▶ [Challenge] Copy each of the items below word for word, without changing anything.

▶ [Supplied records]
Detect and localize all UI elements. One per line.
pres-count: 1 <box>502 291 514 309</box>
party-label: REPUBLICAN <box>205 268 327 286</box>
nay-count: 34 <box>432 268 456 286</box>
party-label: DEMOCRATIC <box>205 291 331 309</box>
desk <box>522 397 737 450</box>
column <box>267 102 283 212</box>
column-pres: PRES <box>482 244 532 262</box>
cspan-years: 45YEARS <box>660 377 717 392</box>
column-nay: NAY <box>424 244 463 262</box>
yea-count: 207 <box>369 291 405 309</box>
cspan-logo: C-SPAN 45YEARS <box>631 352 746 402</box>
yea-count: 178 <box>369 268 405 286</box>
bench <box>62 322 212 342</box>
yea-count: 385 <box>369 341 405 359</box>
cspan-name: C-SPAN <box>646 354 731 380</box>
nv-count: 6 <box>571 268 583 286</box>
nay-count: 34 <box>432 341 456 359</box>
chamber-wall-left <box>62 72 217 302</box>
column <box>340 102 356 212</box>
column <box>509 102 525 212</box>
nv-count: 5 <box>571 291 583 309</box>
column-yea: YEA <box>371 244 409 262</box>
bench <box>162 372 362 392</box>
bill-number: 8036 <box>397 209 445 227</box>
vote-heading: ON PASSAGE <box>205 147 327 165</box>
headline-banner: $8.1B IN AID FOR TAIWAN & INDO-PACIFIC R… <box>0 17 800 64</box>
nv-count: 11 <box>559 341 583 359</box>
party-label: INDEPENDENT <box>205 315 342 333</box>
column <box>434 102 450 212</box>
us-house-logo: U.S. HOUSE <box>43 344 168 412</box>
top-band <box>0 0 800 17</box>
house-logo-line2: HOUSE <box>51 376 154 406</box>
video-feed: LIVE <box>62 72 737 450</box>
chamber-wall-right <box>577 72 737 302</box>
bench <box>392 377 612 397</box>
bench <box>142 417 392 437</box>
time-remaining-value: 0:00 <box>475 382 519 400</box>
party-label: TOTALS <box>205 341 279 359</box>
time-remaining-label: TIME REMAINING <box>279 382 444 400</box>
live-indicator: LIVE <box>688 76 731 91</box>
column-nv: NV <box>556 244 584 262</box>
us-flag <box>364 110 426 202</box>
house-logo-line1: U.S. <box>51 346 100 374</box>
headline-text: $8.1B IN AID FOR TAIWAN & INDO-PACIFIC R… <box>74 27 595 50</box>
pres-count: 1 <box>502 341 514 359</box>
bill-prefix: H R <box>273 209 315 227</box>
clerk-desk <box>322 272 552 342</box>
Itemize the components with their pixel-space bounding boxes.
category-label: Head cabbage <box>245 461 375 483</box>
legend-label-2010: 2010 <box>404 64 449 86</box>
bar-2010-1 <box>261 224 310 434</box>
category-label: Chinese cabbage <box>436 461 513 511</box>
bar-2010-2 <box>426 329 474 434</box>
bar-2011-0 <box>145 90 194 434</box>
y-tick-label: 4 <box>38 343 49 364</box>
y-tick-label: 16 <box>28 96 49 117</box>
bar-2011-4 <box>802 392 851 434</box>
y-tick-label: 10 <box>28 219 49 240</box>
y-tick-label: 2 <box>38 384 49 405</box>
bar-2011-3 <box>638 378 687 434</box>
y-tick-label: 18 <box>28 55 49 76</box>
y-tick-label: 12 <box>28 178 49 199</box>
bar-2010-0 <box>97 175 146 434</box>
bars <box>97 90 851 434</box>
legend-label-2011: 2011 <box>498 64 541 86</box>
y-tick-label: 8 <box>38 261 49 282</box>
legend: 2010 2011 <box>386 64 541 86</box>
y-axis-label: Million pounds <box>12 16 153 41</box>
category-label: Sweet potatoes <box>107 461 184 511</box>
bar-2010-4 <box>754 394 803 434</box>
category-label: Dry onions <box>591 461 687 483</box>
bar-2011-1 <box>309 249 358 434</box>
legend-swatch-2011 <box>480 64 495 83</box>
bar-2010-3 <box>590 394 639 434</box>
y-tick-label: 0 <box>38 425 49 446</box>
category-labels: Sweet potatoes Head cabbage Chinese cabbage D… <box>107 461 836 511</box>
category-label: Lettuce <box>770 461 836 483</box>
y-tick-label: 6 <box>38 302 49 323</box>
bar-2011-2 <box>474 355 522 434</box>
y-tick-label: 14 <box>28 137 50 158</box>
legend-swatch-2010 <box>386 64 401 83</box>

▶ [Completed exercise]
Detect and localize all UI elements. One per line.
pres-count: 1 <box>502 291 514 309</box>
party-label: REPUBLICAN <box>205 268 327 286</box>
nay-count: 34 <box>432 268 456 286</box>
party-label: DEMOCRATIC <box>205 291 331 309</box>
desk <box>522 397 737 450</box>
column <box>267 102 283 212</box>
column-pres: PRES <box>482 244 532 262</box>
cspan-years: 45YEARS <box>660 377 717 392</box>
column-nay: NAY <box>424 244 463 262</box>
yea-count: 207 <box>369 291 405 309</box>
cspan-logo: C-SPAN 45YEARS <box>631 352 746 402</box>
yea-count: 178 <box>369 268 405 286</box>
bench <box>62 322 212 342</box>
yea-count: 385 <box>369 341 405 359</box>
cspan-name: C-SPAN <box>646 354 731 380</box>
nv-count: 6 <box>571 268 583 286</box>
nay-count: 34 <box>432 341 456 359</box>
chamber-wall-left <box>62 72 217 302</box>
column <box>340 102 356 212</box>
column <box>509 102 525 212</box>
nv-count: 5 <box>571 291 583 309</box>
column-yea: YEA <box>371 244 409 262</box>
bench <box>162 372 362 392</box>
bill-number: 8036 <box>397 209 445 227</box>
vote-heading: ON PASSAGE <box>205 147 327 165</box>
headline-banner: $8.1B IN AID FOR TAIWAN & INDO-PACIFIC R… <box>0 17 800 64</box>
nv-count: 11 <box>559 341 583 359</box>
party-label: INDEPENDENT <box>205 315 342 333</box>
column <box>434 102 450 212</box>
us-house-logo: U.S. HOUSE <box>43 344 168 412</box>
top-band <box>0 0 800 17</box>
house-logo-line2: HOUSE <box>51 376 154 406</box>
video-feed: LIVE <box>62 72 737 450</box>
chamber-wall-right <box>577 72 737 302</box>
bench <box>392 377 612 397</box>
bench <box>142 417 392 437</box>
time-remaining-value: 0:00 <box>475 382 519 400</box>
party-label: TOTALS <box>205 341 279 359</box>
time-remaining-label: TIME REMAINING <box>279 382 444 400</box>
live-indicator: LIVE <box>688 76 731 91</box>
column-nv: NV <box>556 244 584 262</box>
us-flag <box>364 110 426 202</box>
house-logo-line1: U.S. <box>51 346 100 374</box>
headline-text: $8.1B IN AID FOR TAIWAN & INDO-PACIFIC R… <box>74 27 595 50</box>
pres-count: 1 <box>502 341 514 359</box>
bill-prefix: H R <box>273 209 315 227</box>
clerk-desk <box>322 272 552 342</box>
Itemize the components with their pixel-space bounding boxes.
category-label: Head cabbage <box>245 461 375 483</box>
legend-label-2010: 2010 <box>404 64 449 86</box>
bar-2010-1 <box>261 224 310 434</box>
category-label: Chinese cabbage <box>436 461 513 511</box>
bar-2010-2 <box>426 329 474 434</box>
bar-2011-0 <box>145 90 194 434</box>
y-tick-label: 4 <box>38 343 49 364</box>
y-tick-label: 16 <box>28 96 49 117</box>
bar-2011-4 <box>802 392 851 434</box>
y-tick-label: 10 <box>28 219 49 240</box>
y-tick-label: 2 <box>38 384 49 405</box>
bar-2011-3 <box>638 378 687 434</box>
y-tick-label: 18 <box>28 55 49 76</box>
y-tick-label: 12 <box>28 178 49 199</box>
bar-2010-0 <box>97 175 146 434</box>
bars <box>97 90 851 434</box>
legend-label-2011: 2011 <box>498 64 541 86</box>
y-tick-label: 8 <box>38 261 49 282</box>
legend: 2010 2011 <box>386 64 541 86</box>
y-axis-label: Million pounds <box>12 16 153 41</box>
category-label: Sweet potatoes <box>107 461 184 511</box>
bar-2010-4 <box>754 394 803 434</box>
category-label: Dry onions <box>591 461 687 483</box>
bar-2011-1 <box>309 249 358 434</box>
legend-swatch-2011 <box>480 64 495 83</box>
bar-2010-3 <box>590 394 639 434</box>
y-tick-label: 0 <box>38 425 49 446</box>
category-labels: Sweet potatoes Head cabbage Chinese cabbage D… <box>107 461 836 511</box>
category-label: Lettuce <box>770 461 836 483</box>
y-tick-label: 6 <box>38 302 49 323</box>
bar-2011-2 <box>474 355 522 434</box>
y-tick-label: 14 <box>28 137 50 158</box>
legend-swatch-2010 <box>386 64 401 83</box>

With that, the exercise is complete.